>> BEGIN

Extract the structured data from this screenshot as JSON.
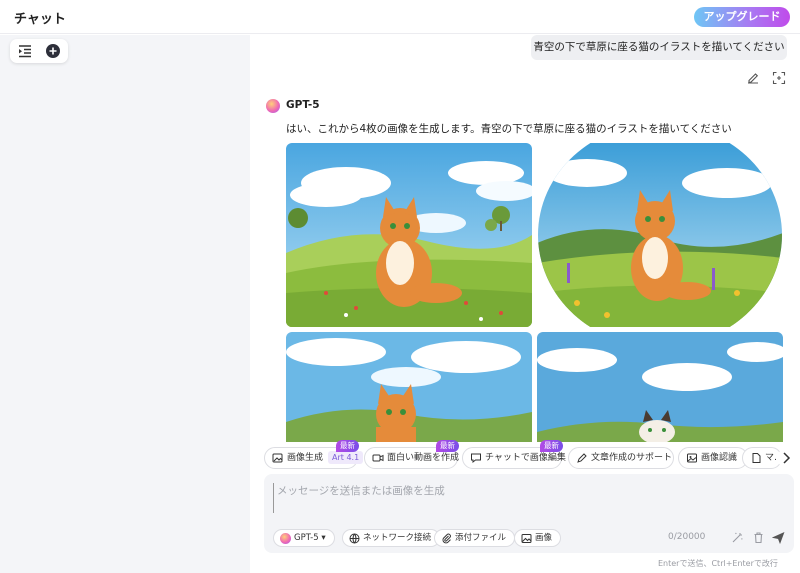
{
  "header": {
    "title": "チャット",
    "upgrade_label": "アップグレード"
  },
  "sidebar": {
    "toggle_icon": "list-indent-icon",
    "new_chat_icon": "plus-circle-icon"
  },
  "conversation": {
    "user_message": "青空の下で草原に座る猫のイラストを描いてください",
    "assistant_name": "GPT-5",
    "assistant_text": "はい、これから4枚の画像を生成します。青空の下で草原に座る猫のイラストを描いてください"
  },
  "suggestions": [
    {
      "label": "画像生成",
      "tag": "Art 4.1",
      "badge": "最新",
      "icon": "image-plus-icon"
    },
    {
      "label": "面白い動画を作成",
      "tag": "",
      "badge": "最新",
      "icon": "video-icon"
    },
    {
      "label": "チャットで画像編集",
      "tag": "",
      "badge": "最新",
      "icon": "chat-image-icon"
    },
    {
      "label": "文章作成のサポート",
      "tag": "",
      "badge": "",
      "icon": "pen-icon"
    },
    {
      "label": "画像認識",
      "tag": "",
      "badge": "",
      "icon": "image-scan-icon"
    },
    {
      "label": "マ…",
      "tag": "",
      "badge": "",
      "icon": "doc-icon"
    }
  ],
  "input": {
    "placeholder": "メッセージを送信または画像を生成",
    "value": "",
    "model_label": "GPT-5",
    "network_label": "ネットワーク接続",
    "attach_label": "添付ファイル",
    "image_label": "画像",
    "counter": "0/20000",
    "hint": "Enterで送信、Ctrl+Enterで改行"
  },
  "colors": {
    "accent_purple": "#a977f2",
    "accent_blue": "#6ec6f5",
    "badge": "#b34ae6",
    "sky": "#7cc3ec",
    "grass": "#9cc548",
    "cat": "#e58b3a"
  }
}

>> END

- [Exercise instructions]
Copy out the lines in which the string "青空の下で草原に座る猫のイラストを描いてください" appears.

- [Expected answer]
    "user_message": "青空の下で草原に座る猫のイラストを描いてください",
    "assistant_text": "はい、これから4枚の画像を生成します。青空の下で草原に座る猫のイラストを描いてください"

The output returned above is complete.